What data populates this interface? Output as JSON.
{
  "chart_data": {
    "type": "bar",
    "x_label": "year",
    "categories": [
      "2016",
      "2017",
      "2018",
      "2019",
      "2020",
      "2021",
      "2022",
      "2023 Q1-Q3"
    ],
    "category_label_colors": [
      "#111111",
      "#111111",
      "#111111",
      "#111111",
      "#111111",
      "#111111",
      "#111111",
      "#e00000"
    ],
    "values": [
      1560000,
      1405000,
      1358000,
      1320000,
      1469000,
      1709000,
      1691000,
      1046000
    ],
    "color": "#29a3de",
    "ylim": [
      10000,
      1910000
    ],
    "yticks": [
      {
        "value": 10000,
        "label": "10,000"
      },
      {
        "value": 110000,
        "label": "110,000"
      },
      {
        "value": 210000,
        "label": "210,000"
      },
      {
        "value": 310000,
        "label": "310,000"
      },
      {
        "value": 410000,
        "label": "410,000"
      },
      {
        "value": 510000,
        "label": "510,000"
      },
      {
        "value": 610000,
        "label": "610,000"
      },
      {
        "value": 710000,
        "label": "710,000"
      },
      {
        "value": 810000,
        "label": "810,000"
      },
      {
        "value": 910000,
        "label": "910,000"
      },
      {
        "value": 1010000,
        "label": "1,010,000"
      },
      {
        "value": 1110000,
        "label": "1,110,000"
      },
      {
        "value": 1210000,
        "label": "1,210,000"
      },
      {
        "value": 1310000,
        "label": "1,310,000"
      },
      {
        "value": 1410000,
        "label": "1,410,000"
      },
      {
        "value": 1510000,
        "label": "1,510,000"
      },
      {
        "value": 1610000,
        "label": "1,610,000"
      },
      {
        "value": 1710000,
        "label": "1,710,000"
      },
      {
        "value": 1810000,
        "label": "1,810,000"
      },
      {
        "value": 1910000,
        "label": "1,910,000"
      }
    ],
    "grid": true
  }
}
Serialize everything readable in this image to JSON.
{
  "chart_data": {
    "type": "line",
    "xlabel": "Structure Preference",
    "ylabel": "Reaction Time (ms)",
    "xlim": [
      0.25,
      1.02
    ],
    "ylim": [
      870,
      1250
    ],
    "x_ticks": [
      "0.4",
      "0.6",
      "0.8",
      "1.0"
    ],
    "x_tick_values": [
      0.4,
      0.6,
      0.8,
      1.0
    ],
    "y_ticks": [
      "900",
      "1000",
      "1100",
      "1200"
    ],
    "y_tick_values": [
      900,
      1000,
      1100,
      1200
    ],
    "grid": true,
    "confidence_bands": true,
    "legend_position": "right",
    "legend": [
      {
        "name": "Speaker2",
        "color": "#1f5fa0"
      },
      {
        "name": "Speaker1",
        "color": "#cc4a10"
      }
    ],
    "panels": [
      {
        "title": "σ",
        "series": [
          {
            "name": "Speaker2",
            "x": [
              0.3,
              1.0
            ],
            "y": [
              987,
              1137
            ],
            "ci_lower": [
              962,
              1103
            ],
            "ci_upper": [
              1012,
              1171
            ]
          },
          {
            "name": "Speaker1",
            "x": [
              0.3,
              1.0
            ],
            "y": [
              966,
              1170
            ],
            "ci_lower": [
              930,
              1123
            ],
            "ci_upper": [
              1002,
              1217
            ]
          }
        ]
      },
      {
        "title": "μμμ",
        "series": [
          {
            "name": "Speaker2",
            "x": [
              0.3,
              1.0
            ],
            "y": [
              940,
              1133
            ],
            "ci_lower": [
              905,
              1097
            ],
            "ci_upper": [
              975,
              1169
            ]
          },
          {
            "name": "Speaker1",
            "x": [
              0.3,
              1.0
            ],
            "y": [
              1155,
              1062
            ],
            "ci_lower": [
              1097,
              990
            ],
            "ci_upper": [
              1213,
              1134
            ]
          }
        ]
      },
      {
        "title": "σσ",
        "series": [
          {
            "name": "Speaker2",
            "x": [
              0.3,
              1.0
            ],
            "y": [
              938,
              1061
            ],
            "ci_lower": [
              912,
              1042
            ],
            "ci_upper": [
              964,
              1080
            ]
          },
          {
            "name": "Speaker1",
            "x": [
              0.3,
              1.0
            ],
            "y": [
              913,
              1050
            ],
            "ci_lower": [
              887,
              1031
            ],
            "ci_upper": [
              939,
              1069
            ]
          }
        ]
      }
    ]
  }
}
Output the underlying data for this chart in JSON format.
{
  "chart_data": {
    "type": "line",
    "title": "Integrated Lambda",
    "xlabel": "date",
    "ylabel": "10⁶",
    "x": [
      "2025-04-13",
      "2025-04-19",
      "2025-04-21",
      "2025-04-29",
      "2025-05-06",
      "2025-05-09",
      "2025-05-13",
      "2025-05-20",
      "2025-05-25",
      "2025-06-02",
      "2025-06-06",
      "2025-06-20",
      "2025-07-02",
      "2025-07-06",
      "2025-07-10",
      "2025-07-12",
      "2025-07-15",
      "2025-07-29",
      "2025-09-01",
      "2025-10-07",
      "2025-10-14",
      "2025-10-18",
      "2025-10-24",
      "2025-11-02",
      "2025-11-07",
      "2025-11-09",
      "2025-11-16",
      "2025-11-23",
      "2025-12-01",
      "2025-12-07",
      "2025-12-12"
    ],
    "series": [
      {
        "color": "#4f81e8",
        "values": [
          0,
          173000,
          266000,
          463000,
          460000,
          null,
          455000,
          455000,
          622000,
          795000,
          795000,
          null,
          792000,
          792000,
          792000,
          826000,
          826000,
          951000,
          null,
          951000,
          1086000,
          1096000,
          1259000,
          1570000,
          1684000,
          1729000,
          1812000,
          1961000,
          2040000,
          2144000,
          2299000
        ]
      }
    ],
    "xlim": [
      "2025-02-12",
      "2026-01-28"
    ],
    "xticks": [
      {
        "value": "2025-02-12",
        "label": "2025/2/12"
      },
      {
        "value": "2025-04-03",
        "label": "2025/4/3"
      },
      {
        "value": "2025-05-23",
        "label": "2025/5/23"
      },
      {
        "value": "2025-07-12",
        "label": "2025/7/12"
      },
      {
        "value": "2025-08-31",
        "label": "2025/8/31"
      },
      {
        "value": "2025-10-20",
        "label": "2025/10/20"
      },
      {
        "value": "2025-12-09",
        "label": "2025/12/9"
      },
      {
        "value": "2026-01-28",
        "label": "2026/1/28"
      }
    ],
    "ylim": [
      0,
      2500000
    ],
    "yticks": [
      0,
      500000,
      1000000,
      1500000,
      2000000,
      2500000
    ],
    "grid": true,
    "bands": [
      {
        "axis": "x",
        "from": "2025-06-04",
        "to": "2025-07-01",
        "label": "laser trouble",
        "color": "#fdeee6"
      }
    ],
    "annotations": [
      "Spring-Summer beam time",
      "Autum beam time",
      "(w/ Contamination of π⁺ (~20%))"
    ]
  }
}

---

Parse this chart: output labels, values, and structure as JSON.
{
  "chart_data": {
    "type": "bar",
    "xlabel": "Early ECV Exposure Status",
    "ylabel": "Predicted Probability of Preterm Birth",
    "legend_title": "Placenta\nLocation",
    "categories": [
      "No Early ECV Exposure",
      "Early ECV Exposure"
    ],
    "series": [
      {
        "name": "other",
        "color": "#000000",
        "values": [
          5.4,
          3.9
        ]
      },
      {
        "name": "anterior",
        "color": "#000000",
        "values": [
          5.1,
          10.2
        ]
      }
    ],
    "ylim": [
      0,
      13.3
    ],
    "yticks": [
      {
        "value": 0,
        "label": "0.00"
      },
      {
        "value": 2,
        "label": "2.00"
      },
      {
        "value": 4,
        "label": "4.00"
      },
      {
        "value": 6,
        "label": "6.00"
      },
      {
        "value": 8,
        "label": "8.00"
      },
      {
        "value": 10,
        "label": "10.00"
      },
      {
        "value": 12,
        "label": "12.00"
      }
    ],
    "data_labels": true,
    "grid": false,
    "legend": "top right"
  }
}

---

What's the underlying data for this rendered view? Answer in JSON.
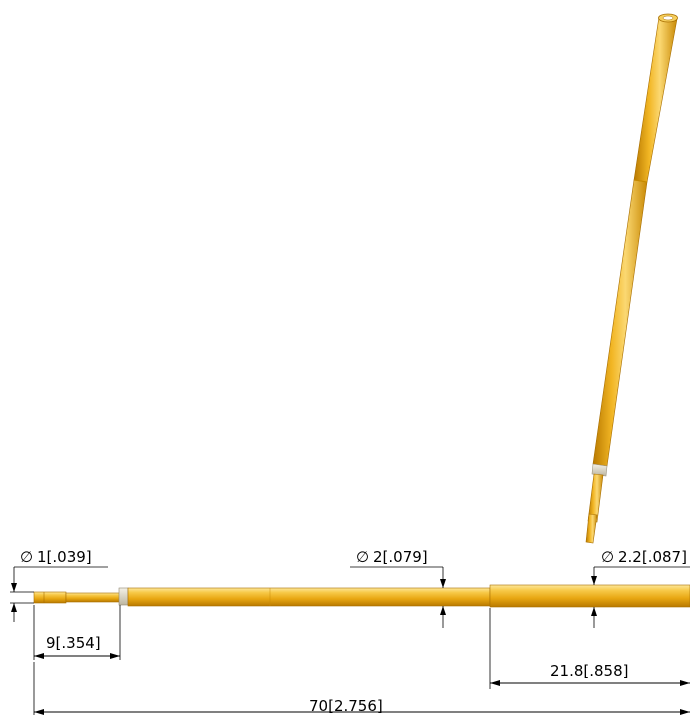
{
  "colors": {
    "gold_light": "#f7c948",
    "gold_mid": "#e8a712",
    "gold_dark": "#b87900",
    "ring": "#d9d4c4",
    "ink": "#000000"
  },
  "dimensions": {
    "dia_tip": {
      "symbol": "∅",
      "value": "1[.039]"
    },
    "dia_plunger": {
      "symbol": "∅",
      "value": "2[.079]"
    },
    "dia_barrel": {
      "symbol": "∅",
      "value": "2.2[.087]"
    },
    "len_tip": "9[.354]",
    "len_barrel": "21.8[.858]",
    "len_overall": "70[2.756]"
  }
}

> _Your task_
List all lines in the material containing the string "underlying".

> _Reply_
Output the underlying data for this chart in JSON format.
What's the underlying data for this rendered view? Answer in JSON.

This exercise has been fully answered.